#### TASK TO COMPLETE:
Restate all the material verbatim, except for the pictures.

#### DATA SUPPLIED:

↓

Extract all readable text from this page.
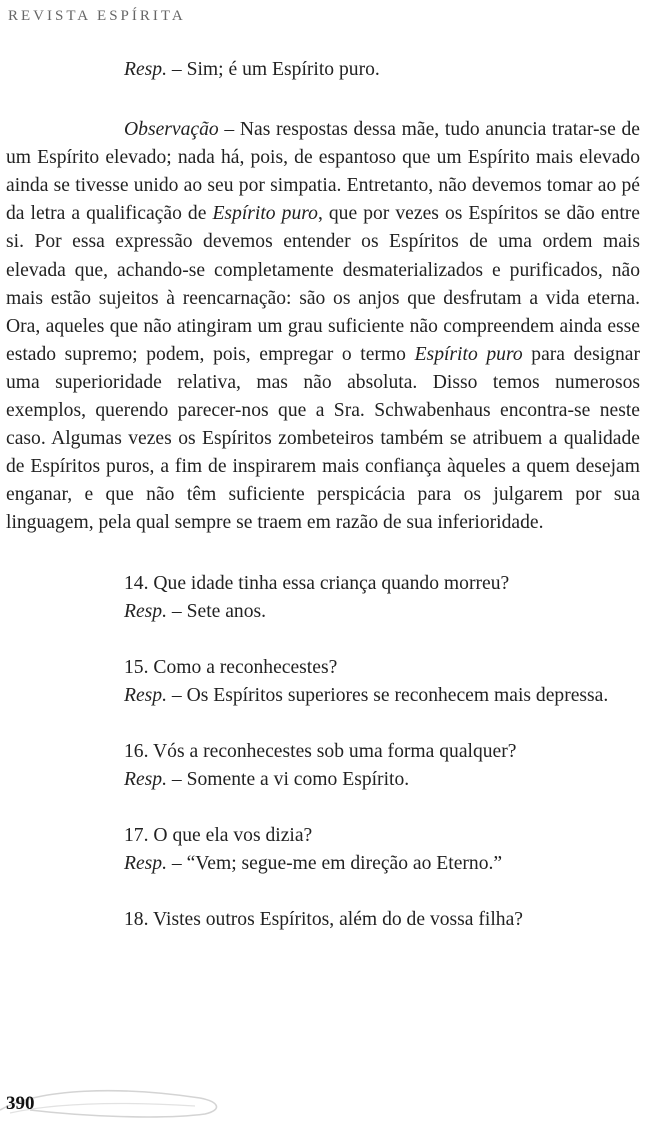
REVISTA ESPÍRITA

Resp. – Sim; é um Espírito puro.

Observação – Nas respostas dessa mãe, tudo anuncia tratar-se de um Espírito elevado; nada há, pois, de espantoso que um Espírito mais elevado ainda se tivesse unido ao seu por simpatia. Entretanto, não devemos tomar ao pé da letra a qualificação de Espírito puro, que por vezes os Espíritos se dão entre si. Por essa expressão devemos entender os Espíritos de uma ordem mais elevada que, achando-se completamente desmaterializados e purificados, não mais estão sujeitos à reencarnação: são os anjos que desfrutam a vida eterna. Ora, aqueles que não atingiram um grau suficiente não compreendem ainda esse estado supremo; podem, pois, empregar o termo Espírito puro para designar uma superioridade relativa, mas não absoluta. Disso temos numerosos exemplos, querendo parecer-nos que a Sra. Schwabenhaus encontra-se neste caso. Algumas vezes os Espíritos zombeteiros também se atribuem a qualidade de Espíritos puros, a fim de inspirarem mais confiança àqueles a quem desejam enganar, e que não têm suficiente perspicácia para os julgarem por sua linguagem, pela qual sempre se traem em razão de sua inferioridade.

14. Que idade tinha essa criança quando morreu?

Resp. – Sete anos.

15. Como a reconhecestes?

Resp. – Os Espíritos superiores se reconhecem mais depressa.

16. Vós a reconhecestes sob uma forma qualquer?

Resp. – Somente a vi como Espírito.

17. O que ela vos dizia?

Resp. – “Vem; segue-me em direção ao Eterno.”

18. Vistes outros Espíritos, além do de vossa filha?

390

↑

#### ANSWER IN FULL:
Extract all readable text from this page.
REVISTA ESPÍRITA

Resp. – Sim; é um Espírito puro.

Observação – Nas respostas dessa mãe, tudo anuncia tratar-se de um Espírito elevado; nada há, pois, de espantoso que um Espírito mais elevado ainda se tivesse unido ao seu por simpatia. Entretanto, não devemos tomar ao pé da letra a qualificação de Espírito puro, que por vezes os Espíritos se dão entre si. Por essa expressão devemos entender os Espíritos de uma ordem mais elevada que, achando-se completamente desmaterializados e purificados, não mais estão sujeitos à reencarnação: são os anjos que desfrutam a vida eterna. Ora, aqueles que não atingiram um grau suficiente não compreendem ainda esse estado supremo; podem, pois, empregar o termo Espírito puro para designar uma superioridade relativa, mas não absoluta. Disso temos numerosos exemplos, querendo parecer-nos que a Sra. Schwabenhaus encontra-se neste caso. Algumas vezes os Espíritos zombeteiros também se atribuem a qualidade de Espíritos puros, a fim de inspirarem mais confiança àqueles a quem desejam enganar, e que não têm suficiente perspicácia para os julgarem por sua linguagem, pela qual sempre se traem em razão de sua inferioridade.

14. Que idade tinha essa criança quando morreu?

Resp. – Sete anos.

15. Como a reconhecestes?

Resp. – Os Espíritos superiores se reconhecem mais depressa.

16. Vós a reconhecestes sob uma forma qualquer?

Resp. – Somente a vi como Espírito.

17. O que ela vos dizia?

Resp. – “Vem; segue-me em direção ao Eterno.”

18. Vistes outros Espíritos, além do de vossa filha?

390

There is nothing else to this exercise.